:: What you are asked to do ::
Write out all lines holding the word "根据题意".

:: Entries supplied ::

----

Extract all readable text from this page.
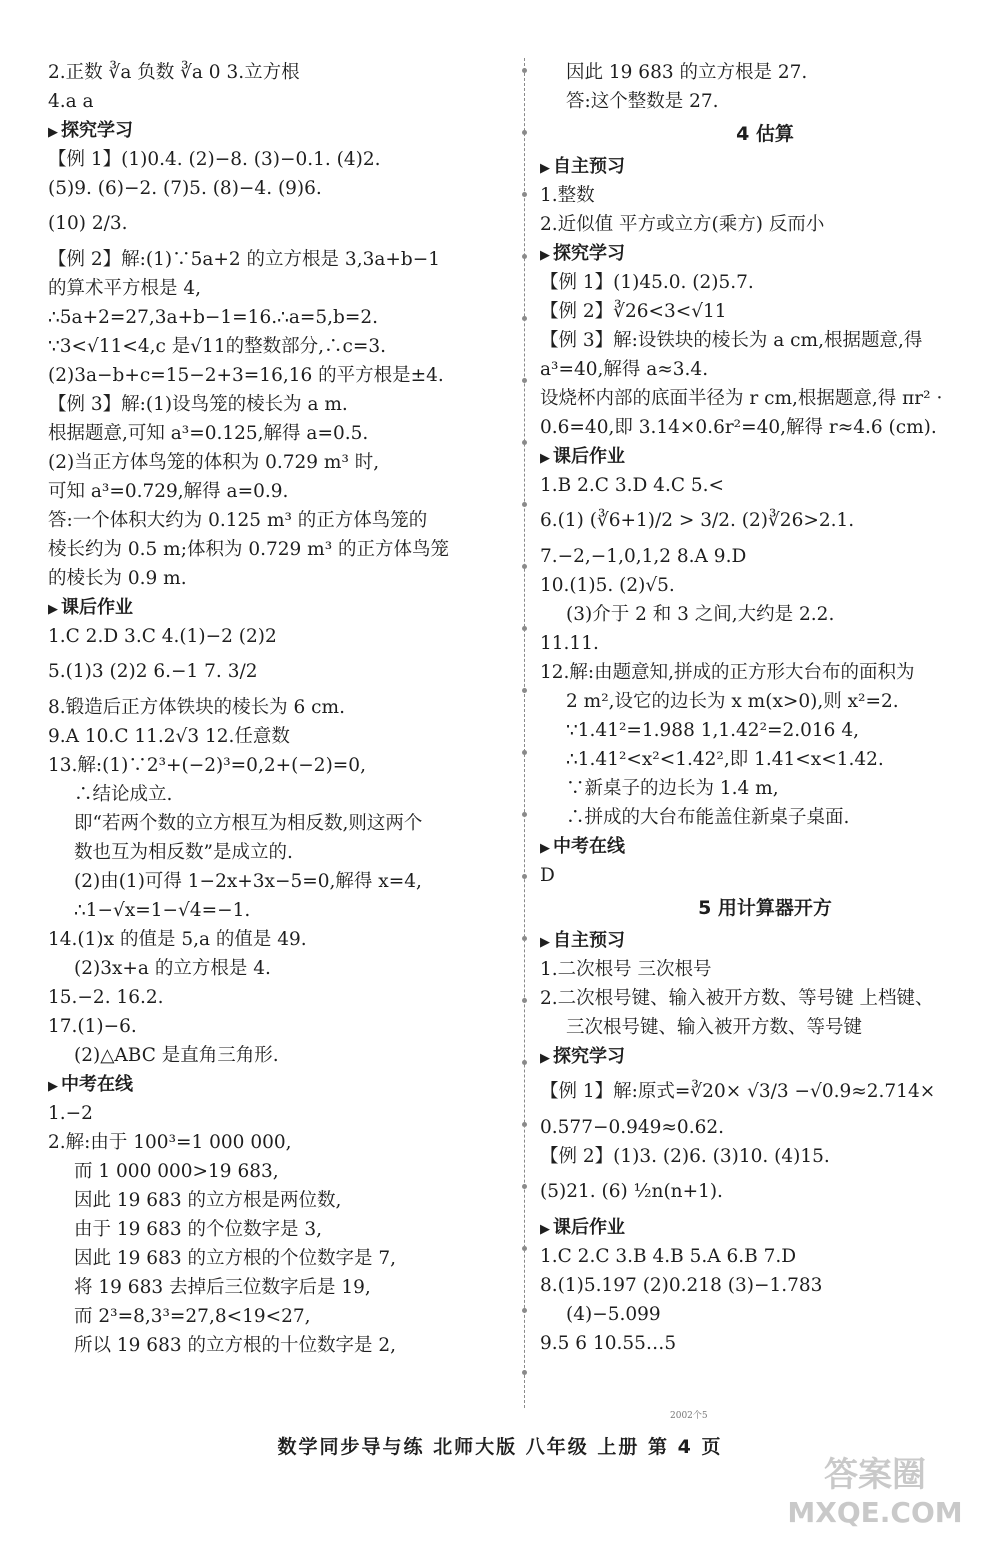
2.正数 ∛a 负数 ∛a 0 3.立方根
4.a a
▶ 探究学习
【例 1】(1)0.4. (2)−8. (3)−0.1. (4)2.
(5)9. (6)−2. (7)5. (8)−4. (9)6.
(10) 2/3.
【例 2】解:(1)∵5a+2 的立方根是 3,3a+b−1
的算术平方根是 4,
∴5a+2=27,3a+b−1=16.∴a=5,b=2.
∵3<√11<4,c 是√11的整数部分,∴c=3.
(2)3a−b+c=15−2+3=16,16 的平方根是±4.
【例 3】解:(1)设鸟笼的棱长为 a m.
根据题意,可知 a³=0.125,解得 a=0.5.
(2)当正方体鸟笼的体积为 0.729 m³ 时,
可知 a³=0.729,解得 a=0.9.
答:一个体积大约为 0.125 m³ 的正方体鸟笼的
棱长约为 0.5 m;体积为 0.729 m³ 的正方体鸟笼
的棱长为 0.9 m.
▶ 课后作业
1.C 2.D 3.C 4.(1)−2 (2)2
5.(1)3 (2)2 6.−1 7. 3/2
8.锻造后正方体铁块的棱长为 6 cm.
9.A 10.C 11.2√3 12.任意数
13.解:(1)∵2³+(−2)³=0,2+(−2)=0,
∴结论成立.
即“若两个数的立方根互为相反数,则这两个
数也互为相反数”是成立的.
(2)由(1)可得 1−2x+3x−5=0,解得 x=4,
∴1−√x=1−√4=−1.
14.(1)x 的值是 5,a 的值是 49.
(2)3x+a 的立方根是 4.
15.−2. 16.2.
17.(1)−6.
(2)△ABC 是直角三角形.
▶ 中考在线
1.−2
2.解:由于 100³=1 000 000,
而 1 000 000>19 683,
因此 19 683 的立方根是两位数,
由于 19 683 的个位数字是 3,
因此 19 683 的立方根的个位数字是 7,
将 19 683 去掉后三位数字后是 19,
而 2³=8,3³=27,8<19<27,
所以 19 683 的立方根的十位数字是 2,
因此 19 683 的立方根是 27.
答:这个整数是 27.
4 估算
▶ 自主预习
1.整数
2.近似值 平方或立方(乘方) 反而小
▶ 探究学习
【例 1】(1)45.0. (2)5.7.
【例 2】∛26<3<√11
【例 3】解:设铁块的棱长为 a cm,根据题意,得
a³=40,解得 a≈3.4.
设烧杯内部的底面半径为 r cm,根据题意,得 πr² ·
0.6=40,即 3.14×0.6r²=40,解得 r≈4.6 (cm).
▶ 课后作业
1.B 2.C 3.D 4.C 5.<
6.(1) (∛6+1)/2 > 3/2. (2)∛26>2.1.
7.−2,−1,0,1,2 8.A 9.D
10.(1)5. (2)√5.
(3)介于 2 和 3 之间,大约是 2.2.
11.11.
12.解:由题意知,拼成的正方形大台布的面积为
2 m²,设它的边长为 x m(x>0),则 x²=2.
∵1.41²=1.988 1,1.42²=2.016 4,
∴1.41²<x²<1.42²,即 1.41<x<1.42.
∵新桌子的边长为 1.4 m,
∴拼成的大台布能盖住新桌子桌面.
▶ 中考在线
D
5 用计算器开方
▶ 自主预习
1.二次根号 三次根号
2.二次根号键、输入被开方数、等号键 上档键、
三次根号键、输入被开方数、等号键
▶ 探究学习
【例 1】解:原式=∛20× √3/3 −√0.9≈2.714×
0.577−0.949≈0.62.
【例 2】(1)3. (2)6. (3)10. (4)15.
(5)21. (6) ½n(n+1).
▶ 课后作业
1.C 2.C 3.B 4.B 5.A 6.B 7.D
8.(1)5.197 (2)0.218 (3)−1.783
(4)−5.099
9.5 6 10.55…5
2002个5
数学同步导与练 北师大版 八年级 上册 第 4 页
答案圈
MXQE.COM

----

:: Answer ::
根据题意,可知 a³=0.125,解得 a=0.5.
【例 3】解:设铁块的棱长为 a cm,根据题意,得
设烧杯内部的底面半径为 r cm,根据题意,得 πr² ·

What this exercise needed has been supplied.